Select from the data all lines with the word "this".
--- start of RAW RECORDS ---
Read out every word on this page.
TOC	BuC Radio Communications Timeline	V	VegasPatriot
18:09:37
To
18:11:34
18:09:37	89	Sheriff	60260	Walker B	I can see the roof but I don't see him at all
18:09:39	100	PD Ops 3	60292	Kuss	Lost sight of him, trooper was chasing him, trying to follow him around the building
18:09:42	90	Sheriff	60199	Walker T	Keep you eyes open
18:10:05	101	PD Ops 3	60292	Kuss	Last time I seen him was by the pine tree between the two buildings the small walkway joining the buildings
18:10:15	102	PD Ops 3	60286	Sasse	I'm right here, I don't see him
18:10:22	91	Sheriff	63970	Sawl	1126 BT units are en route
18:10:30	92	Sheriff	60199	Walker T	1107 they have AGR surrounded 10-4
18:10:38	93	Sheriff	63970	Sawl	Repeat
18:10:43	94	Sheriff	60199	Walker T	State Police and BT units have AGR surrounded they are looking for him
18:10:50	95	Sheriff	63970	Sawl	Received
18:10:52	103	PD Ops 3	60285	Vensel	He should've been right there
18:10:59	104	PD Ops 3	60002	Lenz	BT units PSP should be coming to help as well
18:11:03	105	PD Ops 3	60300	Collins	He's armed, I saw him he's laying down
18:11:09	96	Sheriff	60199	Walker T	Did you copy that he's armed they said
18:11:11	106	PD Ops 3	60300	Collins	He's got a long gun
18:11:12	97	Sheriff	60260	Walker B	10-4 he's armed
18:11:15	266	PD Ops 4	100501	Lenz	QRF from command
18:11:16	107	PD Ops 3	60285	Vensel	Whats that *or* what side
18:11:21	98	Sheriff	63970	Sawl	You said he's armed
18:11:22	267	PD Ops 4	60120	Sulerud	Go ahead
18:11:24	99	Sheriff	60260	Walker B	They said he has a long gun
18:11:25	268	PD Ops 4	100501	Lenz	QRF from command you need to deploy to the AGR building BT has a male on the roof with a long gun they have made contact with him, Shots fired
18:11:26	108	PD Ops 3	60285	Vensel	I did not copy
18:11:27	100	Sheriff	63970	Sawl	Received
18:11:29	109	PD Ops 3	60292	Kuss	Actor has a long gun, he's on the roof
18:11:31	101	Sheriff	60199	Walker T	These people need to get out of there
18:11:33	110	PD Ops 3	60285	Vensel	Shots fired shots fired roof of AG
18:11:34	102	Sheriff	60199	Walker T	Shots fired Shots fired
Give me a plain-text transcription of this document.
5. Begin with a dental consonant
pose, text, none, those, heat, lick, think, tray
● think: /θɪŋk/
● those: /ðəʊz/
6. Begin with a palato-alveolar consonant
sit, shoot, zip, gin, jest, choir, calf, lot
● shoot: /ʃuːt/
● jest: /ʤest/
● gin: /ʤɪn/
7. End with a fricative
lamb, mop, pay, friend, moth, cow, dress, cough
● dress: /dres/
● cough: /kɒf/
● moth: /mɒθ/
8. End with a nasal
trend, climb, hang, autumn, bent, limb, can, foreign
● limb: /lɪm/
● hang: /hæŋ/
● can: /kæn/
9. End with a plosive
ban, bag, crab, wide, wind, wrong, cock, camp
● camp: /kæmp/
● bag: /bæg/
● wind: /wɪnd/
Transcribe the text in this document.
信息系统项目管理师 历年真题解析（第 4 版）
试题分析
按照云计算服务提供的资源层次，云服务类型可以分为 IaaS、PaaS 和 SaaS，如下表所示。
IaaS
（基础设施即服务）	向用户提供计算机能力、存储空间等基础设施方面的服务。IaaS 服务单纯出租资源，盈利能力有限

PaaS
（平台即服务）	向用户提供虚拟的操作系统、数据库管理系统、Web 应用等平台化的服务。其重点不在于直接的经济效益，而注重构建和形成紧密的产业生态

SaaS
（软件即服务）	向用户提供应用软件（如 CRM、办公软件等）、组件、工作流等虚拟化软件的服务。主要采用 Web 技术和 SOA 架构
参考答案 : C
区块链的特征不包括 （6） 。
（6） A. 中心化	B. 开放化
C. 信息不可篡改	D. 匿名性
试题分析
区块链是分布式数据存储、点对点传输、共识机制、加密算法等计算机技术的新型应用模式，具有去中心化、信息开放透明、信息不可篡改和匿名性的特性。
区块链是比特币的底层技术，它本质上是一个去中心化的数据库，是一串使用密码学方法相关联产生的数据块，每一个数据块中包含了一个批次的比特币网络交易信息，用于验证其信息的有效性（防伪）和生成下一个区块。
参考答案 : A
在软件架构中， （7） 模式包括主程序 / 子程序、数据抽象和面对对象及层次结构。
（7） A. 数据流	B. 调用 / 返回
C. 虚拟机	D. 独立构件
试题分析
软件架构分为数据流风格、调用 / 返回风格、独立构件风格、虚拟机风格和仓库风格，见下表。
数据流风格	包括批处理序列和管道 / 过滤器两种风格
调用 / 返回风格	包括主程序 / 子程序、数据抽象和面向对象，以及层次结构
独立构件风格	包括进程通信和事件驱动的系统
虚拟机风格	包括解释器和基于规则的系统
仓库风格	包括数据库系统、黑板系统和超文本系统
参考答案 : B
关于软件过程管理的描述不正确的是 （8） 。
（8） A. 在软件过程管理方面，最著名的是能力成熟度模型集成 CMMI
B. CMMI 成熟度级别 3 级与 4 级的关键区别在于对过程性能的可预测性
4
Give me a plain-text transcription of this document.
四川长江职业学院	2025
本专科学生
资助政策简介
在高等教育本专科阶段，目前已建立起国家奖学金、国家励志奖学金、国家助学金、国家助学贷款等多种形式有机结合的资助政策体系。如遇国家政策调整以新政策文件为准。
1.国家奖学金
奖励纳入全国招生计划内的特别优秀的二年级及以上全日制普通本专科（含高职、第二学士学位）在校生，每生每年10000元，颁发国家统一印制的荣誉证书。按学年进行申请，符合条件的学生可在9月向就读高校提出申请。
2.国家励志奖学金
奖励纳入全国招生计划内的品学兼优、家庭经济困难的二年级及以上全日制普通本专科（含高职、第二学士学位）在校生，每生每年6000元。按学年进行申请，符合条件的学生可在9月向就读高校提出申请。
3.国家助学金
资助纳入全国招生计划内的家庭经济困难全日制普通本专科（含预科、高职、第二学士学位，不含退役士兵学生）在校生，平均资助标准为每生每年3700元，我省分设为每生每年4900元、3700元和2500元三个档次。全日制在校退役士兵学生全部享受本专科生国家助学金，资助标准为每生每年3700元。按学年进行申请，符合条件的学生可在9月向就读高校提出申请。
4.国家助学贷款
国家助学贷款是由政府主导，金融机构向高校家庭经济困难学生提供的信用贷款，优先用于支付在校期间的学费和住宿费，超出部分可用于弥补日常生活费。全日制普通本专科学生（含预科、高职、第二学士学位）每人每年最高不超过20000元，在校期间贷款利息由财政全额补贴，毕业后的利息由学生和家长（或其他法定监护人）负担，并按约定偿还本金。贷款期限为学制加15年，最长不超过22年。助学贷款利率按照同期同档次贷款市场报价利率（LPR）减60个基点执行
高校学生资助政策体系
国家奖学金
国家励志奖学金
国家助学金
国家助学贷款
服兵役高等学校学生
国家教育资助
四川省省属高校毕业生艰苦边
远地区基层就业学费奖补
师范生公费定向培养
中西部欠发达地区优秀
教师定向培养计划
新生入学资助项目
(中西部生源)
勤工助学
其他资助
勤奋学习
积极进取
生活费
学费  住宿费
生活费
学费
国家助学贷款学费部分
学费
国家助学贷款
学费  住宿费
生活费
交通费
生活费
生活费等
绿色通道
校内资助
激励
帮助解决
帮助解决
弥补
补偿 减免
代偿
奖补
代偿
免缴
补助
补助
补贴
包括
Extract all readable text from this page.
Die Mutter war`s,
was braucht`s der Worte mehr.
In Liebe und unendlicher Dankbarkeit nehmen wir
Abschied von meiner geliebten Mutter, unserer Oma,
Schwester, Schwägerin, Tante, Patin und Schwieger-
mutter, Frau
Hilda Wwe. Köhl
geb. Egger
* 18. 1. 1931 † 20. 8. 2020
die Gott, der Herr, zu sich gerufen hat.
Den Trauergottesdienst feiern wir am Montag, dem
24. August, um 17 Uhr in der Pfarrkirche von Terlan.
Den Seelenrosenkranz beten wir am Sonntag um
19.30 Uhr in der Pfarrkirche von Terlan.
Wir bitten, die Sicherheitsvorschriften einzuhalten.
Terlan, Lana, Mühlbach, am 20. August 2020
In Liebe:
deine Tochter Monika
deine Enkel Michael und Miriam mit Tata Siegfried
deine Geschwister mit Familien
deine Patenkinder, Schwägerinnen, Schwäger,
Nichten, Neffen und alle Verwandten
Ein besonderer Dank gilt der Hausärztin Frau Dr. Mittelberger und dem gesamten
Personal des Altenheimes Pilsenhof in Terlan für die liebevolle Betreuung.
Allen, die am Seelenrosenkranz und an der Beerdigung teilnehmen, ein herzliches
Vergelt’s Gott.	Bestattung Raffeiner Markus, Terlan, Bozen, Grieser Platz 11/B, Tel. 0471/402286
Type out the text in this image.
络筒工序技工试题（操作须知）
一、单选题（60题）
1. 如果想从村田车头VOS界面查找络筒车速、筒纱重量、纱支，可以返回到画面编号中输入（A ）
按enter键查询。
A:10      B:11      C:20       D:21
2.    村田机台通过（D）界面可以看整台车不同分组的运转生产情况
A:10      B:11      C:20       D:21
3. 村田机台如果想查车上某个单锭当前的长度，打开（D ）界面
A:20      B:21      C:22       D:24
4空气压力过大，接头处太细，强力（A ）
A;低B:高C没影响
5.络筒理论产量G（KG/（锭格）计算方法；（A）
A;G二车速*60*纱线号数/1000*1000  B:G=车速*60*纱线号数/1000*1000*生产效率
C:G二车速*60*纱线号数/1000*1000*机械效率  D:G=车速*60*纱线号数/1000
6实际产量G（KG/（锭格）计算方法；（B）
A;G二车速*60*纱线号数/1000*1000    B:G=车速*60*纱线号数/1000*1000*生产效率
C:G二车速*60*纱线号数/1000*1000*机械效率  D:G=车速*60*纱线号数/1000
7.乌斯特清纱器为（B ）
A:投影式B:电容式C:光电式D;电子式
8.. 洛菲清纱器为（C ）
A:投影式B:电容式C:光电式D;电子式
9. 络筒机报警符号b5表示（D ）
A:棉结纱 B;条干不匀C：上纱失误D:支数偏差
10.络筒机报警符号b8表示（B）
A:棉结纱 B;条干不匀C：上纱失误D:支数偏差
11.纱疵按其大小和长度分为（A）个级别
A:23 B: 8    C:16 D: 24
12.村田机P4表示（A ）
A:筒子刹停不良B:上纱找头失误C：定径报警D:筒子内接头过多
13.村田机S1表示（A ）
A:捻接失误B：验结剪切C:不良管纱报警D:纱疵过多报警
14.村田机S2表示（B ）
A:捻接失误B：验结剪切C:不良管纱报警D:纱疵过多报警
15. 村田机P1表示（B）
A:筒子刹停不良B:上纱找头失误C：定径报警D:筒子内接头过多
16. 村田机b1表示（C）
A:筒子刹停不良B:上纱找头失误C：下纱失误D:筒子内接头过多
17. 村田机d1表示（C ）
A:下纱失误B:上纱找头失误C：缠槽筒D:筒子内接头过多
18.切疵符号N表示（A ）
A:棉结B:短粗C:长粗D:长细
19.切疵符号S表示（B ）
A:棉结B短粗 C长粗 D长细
--- end of RAW RECORDS ---
*WRITTEN RESPONSE*.
Read out every word on this page.
Give me a plain-text transcription of this document.
Transcribe the text in this document.
Give me a plain-text transcription of this document.
Extract all readable text from this page.
Type out the text in this image.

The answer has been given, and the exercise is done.